§ Stored items
(begin)

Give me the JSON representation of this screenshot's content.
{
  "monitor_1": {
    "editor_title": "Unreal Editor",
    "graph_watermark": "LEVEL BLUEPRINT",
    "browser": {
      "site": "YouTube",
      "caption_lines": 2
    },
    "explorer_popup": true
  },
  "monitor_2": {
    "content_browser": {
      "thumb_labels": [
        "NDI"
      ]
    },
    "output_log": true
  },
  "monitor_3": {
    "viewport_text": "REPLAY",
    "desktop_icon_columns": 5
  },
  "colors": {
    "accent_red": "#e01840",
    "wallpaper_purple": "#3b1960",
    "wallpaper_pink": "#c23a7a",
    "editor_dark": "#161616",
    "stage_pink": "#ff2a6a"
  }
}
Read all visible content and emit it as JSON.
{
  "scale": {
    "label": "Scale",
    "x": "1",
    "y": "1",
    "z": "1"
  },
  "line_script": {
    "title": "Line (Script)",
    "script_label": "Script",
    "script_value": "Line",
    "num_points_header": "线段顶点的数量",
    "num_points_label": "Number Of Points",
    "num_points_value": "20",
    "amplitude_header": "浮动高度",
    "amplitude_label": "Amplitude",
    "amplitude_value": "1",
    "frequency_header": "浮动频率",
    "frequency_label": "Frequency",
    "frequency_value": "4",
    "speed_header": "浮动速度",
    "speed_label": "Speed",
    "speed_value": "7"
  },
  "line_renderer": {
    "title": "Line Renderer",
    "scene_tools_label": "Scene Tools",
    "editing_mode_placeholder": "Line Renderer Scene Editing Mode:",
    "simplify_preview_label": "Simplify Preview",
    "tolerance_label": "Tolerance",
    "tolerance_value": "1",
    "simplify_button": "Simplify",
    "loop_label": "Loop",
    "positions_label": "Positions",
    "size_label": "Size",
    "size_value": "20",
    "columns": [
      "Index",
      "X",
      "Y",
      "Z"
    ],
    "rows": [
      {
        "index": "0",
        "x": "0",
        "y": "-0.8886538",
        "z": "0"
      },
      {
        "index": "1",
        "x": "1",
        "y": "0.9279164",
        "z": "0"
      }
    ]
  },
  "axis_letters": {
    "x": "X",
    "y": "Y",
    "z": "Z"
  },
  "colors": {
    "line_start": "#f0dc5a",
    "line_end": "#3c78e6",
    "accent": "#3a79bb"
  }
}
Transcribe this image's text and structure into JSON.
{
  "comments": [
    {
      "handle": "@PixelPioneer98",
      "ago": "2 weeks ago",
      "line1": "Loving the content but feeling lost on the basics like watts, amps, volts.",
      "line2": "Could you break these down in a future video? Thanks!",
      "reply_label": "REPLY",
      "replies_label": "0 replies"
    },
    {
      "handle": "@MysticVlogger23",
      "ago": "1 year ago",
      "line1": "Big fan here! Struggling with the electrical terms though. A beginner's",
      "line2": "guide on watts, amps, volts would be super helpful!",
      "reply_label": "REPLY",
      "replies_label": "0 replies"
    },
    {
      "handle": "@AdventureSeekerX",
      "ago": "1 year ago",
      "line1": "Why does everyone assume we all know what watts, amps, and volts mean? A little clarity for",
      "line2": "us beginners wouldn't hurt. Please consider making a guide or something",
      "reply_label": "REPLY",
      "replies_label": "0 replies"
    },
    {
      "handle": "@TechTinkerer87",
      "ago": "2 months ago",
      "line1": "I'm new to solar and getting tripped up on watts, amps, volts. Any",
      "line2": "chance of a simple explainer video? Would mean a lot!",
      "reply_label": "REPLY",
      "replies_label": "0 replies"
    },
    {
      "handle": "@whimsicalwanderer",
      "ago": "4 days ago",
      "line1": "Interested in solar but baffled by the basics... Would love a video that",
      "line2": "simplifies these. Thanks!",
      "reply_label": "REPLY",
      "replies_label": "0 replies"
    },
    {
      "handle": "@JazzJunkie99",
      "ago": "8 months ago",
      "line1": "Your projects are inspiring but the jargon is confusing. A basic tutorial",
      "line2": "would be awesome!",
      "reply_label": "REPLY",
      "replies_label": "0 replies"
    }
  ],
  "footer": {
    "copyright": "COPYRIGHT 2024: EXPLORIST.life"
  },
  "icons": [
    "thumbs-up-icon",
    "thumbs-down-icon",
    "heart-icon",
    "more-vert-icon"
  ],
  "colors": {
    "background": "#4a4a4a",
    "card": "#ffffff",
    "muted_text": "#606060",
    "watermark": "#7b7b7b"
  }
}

(end)

From the listing above, collect each line in which the string "video" appears.

§ WRITTEN RESPONSE
      "line2": "Could you break these down in a future video? Thanks!",
      "line2": "chance of a simple explainer video? Would mean a lot!",
      "line1": "Interested in solar but baffled by the basics... Would love a video that",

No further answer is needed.